- RAW DATA
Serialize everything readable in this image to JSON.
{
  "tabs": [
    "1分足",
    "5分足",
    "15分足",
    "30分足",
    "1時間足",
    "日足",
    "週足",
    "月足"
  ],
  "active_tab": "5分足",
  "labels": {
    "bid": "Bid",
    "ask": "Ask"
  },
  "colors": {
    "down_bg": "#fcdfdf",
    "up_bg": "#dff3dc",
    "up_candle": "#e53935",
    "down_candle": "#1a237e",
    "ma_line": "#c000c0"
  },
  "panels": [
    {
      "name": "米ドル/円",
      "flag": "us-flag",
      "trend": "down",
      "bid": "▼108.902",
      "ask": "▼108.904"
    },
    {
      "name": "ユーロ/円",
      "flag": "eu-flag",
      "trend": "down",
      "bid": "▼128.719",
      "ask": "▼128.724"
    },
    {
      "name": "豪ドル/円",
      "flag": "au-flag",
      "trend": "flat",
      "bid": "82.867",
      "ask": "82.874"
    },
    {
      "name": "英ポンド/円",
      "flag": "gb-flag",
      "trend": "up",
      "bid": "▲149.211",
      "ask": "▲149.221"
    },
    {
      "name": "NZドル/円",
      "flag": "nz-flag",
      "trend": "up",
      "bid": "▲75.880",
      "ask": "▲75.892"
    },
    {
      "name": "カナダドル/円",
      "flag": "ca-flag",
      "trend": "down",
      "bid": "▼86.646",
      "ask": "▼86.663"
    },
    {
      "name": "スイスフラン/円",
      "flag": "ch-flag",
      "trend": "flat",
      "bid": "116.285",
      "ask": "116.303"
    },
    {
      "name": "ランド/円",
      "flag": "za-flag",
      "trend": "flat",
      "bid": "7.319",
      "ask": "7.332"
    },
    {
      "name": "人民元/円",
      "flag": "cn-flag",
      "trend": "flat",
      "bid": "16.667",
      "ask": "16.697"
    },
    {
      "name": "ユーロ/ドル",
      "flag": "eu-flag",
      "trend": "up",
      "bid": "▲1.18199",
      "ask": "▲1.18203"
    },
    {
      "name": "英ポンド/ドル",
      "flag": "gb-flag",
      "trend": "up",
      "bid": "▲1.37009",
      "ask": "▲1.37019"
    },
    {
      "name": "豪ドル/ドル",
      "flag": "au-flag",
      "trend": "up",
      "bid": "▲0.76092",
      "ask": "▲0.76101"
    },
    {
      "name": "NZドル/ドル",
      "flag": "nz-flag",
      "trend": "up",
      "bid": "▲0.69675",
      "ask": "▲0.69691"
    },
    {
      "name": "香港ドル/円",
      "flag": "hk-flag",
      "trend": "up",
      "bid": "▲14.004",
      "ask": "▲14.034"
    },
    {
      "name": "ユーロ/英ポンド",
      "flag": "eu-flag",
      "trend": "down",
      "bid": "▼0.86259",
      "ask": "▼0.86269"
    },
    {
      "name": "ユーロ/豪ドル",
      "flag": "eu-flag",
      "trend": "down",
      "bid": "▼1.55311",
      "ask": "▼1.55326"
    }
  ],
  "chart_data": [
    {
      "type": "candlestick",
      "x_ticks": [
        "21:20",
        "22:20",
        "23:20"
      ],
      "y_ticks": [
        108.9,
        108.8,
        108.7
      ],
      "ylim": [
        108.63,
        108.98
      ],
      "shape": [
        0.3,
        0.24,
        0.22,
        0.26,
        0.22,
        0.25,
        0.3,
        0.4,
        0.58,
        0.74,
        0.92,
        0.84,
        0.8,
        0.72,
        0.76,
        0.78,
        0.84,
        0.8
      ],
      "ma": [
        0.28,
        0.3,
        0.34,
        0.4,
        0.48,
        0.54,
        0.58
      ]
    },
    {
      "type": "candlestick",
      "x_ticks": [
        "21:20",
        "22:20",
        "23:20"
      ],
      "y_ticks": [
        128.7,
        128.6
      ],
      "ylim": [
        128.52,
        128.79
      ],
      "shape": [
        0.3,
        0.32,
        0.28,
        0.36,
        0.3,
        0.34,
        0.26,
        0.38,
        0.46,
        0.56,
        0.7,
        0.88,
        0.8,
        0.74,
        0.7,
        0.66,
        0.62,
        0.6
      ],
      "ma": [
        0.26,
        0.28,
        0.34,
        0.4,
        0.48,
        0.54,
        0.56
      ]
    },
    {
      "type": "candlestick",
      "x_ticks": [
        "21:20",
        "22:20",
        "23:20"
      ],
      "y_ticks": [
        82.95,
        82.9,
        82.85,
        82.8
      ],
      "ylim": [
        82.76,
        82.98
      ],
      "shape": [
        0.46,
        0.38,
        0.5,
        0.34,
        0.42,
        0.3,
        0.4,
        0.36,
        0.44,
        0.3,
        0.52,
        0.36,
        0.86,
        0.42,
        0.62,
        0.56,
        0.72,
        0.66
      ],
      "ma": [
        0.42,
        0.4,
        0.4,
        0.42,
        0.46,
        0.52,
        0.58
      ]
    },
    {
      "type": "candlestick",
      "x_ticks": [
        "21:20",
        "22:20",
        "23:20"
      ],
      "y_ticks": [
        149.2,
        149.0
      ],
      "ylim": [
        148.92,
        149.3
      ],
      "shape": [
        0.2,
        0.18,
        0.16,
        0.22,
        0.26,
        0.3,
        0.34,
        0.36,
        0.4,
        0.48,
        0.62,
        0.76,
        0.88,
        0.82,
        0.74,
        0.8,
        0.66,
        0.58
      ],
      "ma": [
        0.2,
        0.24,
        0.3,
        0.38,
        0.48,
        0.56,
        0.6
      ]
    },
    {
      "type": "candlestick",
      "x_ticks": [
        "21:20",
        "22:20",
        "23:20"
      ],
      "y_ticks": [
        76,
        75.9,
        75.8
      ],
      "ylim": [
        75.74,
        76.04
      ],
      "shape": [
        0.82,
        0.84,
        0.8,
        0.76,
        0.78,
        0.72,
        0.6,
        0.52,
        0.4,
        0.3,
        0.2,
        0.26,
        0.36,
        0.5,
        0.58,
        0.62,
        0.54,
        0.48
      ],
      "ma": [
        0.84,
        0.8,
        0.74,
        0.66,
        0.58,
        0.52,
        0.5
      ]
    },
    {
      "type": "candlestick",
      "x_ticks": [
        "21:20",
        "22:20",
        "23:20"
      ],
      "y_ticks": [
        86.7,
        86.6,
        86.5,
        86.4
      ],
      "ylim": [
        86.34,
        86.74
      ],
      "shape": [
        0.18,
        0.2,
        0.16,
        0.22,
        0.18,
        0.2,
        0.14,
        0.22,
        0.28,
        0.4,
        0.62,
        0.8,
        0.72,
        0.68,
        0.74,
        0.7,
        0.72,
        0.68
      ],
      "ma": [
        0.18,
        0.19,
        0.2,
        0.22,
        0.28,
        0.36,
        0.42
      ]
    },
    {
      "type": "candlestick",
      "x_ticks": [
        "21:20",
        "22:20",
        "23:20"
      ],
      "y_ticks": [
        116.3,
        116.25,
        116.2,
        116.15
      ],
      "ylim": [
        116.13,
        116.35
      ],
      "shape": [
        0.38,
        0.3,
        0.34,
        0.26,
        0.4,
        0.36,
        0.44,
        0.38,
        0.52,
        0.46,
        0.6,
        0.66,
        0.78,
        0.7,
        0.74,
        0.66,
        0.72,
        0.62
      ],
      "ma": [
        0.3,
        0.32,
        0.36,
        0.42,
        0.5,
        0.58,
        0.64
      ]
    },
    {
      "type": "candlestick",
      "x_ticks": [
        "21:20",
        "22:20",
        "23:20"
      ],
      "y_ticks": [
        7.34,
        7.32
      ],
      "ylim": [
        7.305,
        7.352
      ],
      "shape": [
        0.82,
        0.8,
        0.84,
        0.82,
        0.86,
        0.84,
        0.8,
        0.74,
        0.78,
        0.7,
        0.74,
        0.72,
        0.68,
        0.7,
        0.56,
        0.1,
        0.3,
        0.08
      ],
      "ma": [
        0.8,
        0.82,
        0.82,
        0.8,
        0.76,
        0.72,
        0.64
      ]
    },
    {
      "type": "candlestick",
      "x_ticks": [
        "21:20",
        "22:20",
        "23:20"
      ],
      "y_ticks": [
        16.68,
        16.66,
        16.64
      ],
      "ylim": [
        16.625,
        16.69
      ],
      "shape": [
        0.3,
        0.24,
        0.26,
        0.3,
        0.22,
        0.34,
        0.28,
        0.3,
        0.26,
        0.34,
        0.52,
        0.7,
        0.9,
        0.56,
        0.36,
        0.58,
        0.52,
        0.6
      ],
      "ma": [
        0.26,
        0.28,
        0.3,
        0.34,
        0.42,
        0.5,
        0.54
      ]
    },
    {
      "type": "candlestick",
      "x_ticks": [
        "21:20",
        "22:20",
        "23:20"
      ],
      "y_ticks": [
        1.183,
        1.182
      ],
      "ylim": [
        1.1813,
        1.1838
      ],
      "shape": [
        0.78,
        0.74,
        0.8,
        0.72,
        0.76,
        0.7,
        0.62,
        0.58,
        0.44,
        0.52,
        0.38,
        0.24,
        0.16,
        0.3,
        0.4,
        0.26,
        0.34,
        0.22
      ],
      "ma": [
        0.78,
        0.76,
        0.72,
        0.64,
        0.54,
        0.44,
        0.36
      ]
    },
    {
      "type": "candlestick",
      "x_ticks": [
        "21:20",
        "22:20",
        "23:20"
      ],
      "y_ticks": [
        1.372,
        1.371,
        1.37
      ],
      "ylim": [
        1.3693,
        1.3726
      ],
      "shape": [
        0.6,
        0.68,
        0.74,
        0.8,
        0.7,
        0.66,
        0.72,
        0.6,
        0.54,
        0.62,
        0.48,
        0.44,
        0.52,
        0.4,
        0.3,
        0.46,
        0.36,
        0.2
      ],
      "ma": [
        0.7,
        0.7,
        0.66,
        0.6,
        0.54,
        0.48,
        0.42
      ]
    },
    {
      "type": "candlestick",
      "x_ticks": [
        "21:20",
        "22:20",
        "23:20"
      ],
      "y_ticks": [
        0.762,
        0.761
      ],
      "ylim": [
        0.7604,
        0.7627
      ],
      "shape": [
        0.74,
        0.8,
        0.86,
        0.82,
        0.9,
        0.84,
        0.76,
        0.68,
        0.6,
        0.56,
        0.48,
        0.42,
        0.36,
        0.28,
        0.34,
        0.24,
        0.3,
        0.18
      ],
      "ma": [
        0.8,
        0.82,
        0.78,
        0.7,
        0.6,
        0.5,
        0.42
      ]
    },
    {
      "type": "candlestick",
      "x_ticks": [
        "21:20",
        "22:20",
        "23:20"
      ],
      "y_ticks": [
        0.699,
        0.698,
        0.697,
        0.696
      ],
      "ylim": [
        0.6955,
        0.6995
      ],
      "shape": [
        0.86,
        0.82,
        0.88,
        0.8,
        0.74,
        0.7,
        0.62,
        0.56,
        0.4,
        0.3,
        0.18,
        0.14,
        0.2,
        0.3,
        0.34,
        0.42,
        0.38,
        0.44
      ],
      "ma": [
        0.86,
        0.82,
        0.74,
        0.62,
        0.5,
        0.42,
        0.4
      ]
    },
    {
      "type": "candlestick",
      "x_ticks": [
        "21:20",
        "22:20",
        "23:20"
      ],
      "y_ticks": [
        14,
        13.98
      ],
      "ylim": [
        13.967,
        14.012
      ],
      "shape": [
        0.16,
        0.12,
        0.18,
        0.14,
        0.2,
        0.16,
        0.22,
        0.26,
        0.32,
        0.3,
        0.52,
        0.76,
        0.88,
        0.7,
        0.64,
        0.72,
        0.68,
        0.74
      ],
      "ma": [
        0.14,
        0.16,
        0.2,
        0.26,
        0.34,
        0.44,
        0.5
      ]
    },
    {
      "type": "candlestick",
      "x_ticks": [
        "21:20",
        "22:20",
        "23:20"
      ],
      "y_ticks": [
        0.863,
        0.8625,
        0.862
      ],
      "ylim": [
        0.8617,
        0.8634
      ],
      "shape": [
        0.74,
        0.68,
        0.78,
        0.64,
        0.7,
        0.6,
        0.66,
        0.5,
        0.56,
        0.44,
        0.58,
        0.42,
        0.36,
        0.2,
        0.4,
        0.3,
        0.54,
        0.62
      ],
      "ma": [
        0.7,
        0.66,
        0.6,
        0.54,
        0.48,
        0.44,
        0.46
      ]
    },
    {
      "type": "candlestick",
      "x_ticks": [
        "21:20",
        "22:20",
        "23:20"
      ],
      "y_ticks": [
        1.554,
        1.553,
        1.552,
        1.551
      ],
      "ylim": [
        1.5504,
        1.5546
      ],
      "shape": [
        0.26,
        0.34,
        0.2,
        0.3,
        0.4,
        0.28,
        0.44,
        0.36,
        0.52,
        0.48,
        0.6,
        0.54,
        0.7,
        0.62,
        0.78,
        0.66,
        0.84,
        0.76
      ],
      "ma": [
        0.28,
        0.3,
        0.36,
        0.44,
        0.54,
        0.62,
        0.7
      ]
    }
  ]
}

...

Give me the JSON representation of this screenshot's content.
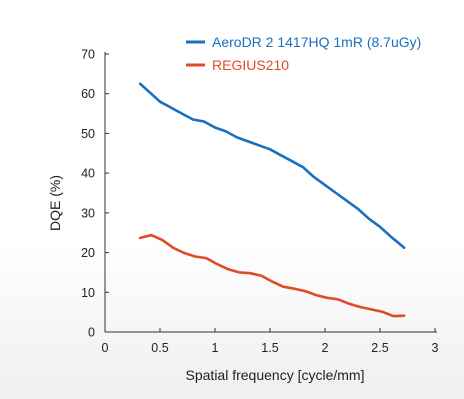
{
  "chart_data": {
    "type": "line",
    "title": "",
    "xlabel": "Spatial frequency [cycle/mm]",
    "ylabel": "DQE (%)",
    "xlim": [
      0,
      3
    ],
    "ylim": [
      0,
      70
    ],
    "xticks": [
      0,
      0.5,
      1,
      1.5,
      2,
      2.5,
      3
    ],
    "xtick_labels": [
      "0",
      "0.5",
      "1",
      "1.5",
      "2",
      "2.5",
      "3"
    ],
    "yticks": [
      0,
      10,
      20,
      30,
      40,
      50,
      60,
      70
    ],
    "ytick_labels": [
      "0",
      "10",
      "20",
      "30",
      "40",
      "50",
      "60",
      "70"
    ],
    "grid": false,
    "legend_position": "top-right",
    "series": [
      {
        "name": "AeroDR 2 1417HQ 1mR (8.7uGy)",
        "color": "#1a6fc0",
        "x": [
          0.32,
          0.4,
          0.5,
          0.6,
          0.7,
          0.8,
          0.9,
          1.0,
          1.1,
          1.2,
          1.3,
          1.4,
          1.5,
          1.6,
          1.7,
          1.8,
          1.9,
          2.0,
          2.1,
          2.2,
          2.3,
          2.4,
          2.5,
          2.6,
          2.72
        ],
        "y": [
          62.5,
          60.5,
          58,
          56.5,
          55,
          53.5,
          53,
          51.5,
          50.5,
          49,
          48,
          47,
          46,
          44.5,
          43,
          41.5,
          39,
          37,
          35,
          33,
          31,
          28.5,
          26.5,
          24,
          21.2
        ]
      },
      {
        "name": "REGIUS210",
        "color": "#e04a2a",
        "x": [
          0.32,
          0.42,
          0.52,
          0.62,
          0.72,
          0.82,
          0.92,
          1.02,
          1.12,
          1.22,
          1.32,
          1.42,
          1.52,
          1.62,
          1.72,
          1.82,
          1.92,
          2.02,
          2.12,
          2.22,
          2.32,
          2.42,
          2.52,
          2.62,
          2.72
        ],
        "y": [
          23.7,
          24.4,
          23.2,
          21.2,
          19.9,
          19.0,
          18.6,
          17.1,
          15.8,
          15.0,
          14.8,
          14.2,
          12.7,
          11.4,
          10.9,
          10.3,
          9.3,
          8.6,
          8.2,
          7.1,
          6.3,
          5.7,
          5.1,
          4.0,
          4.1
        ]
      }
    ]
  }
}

- WRITTEN REQUEST
What is the number of lines in the records above that include the word "this"? Reply with that number and nothing more.

- RESULT
2